DATA ENTRIES:

·····

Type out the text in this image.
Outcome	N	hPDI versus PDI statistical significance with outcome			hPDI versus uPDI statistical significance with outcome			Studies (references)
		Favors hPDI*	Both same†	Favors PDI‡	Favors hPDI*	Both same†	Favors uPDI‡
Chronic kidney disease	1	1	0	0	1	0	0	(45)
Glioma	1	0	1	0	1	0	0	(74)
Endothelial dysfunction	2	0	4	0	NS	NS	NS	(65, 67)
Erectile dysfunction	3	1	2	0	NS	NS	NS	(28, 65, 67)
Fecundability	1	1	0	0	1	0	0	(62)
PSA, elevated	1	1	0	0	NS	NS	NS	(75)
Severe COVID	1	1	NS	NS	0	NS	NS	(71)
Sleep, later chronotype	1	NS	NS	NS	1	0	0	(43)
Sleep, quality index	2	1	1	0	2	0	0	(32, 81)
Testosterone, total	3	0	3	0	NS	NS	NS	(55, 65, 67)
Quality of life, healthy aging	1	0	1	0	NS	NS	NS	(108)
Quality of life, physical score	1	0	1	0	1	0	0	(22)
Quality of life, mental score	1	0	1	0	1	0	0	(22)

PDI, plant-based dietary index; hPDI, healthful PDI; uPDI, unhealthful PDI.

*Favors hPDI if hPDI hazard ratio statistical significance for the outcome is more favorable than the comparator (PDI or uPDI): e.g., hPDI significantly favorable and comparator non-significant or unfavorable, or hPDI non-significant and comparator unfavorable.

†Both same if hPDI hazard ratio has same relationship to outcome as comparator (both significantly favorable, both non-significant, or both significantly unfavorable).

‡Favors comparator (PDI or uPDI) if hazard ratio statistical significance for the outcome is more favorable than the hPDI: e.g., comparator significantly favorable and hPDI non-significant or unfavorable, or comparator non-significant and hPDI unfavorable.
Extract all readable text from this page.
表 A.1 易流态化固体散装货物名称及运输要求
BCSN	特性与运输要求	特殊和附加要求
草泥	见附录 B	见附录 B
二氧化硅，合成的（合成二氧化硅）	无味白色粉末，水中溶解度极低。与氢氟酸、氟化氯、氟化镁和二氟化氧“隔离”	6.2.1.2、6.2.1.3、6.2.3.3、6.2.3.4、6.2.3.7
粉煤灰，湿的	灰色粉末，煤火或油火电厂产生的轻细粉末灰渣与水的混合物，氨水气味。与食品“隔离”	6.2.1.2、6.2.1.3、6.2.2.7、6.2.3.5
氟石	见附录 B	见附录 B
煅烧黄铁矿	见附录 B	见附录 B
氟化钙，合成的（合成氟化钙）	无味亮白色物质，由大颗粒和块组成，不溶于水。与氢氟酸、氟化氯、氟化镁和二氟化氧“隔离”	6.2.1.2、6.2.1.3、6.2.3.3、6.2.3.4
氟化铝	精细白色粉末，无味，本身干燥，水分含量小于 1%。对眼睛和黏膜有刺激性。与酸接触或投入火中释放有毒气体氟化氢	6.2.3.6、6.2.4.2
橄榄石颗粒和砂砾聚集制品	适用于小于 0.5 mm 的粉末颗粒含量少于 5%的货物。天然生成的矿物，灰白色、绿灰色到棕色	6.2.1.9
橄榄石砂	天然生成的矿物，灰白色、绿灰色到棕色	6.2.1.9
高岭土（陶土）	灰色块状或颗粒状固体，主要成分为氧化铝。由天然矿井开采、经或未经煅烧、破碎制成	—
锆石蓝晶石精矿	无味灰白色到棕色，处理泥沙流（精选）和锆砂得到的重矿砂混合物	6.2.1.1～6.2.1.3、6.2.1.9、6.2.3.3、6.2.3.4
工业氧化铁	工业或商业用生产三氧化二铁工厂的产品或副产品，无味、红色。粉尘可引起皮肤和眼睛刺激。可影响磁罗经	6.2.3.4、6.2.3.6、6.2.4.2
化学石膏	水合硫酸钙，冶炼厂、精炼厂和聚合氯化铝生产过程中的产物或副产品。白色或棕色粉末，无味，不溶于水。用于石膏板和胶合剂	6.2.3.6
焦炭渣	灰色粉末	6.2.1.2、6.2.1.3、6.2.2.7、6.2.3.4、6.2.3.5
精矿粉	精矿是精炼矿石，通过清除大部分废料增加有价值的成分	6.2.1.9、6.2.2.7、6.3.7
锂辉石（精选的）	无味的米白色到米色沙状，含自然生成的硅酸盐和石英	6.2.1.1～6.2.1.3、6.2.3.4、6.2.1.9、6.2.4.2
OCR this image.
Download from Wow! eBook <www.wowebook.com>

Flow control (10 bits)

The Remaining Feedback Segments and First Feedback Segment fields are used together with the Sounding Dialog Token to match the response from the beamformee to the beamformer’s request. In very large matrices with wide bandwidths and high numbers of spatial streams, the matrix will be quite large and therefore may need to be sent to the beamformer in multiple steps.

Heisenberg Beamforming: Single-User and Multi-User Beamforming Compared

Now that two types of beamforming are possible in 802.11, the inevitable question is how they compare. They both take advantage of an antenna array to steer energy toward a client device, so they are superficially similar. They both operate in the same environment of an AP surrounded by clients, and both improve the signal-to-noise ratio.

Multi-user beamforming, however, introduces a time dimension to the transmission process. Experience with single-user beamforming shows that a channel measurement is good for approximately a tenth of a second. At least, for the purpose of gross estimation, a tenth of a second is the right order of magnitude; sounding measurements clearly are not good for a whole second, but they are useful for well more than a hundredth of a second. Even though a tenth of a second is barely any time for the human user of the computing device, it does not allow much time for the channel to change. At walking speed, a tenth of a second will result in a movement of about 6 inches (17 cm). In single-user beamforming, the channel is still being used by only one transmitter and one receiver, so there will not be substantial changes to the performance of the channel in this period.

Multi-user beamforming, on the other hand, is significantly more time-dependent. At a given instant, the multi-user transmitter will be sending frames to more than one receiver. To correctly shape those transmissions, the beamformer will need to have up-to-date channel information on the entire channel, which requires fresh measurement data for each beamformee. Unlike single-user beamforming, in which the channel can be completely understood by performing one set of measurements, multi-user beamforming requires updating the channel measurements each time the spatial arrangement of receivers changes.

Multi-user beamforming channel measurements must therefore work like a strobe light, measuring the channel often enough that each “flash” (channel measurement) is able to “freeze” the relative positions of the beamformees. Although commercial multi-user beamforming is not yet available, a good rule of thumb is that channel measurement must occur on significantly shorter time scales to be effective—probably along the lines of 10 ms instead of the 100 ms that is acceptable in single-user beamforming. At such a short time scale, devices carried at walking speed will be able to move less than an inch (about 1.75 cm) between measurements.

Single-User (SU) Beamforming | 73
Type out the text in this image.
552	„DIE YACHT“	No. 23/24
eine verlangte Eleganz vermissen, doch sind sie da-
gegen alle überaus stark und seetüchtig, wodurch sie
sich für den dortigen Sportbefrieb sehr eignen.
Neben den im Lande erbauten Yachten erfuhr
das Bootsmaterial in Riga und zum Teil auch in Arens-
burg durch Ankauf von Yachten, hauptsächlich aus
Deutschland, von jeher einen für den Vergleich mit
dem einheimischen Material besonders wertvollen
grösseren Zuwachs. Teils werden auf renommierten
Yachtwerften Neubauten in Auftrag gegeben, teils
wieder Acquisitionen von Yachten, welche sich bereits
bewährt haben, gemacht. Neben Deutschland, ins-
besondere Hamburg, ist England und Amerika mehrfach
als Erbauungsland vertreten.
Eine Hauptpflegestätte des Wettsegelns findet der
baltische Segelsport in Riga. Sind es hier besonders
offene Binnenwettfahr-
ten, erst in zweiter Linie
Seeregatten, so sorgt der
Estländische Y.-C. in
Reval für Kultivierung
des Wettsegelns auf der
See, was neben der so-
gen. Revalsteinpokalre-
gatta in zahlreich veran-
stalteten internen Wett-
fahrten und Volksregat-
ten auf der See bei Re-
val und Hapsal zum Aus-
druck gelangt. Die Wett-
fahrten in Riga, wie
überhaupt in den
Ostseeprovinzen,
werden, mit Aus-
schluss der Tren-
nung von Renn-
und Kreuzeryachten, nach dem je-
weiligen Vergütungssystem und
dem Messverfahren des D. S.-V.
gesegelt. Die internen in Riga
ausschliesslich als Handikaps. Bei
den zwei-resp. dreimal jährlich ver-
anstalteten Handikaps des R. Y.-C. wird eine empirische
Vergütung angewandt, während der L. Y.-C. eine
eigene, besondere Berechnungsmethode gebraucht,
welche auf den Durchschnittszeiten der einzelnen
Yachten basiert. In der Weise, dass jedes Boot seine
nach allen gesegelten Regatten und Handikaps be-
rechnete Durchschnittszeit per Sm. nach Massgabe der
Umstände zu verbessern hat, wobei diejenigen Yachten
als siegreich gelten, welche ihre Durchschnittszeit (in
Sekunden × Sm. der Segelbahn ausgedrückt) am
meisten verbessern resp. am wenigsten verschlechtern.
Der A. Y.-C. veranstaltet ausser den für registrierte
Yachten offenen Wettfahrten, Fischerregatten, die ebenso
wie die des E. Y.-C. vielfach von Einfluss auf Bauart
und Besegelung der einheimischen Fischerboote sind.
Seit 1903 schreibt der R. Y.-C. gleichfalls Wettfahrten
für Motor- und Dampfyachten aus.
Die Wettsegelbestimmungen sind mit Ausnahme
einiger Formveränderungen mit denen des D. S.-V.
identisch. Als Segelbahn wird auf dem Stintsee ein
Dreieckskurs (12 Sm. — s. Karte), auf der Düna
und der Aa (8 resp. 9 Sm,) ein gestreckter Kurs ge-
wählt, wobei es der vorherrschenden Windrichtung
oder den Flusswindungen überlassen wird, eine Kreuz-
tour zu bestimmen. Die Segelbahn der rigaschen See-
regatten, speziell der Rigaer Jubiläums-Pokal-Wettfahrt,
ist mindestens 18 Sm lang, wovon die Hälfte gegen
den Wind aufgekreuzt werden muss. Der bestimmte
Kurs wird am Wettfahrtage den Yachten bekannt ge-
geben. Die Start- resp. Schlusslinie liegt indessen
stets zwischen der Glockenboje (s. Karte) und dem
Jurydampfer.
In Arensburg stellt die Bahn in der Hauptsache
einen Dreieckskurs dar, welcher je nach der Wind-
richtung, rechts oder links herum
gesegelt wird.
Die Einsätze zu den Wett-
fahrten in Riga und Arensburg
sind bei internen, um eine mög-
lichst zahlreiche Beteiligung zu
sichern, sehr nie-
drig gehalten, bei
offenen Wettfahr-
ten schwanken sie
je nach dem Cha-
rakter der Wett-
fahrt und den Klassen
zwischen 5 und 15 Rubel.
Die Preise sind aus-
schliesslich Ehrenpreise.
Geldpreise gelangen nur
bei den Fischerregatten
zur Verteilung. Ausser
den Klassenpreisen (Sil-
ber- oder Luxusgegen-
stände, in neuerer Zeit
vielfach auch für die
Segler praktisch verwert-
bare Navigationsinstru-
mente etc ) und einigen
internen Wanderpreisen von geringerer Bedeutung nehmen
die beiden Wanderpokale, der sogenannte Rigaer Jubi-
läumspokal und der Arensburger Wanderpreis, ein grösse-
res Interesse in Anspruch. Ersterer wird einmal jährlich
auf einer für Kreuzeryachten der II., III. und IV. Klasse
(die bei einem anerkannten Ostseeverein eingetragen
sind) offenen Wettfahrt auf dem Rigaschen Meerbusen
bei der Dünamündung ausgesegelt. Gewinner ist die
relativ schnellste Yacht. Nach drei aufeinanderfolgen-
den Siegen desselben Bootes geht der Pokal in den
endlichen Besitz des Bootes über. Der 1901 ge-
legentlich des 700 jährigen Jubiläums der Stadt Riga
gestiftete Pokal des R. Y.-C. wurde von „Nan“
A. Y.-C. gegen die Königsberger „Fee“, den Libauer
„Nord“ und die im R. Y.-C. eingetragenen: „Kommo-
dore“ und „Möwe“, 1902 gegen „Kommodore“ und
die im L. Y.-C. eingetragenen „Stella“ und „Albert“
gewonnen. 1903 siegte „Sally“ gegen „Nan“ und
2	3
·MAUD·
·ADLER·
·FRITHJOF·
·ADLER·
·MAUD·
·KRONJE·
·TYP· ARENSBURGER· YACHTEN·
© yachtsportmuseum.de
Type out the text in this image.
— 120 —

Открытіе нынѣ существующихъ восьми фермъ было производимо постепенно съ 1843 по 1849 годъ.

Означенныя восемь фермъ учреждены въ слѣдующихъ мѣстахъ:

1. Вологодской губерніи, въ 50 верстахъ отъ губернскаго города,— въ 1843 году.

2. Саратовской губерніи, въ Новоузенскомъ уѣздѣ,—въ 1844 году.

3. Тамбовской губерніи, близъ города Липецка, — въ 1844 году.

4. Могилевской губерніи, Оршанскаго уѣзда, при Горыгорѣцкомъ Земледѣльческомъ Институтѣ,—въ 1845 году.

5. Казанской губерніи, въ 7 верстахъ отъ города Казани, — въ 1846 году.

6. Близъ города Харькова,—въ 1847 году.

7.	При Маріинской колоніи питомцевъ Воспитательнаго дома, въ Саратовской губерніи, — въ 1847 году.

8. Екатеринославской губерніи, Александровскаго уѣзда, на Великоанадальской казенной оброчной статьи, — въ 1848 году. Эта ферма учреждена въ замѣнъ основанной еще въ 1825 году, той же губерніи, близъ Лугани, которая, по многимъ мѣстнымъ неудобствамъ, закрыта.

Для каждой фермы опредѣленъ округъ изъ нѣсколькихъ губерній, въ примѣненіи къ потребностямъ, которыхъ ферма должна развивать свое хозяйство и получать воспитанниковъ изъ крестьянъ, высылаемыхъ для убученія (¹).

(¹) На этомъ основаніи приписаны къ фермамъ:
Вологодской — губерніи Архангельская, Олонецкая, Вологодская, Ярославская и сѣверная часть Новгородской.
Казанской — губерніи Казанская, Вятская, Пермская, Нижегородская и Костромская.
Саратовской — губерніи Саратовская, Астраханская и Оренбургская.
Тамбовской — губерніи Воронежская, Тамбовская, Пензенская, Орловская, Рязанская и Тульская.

·····

TASK: Pick out each line that holds the string "Fischerregatten".

OUTPUT OF THE TASK:
Yachten offenen Wettfahrten, Fischerregatten, die ebenso
bei den Fischerregatten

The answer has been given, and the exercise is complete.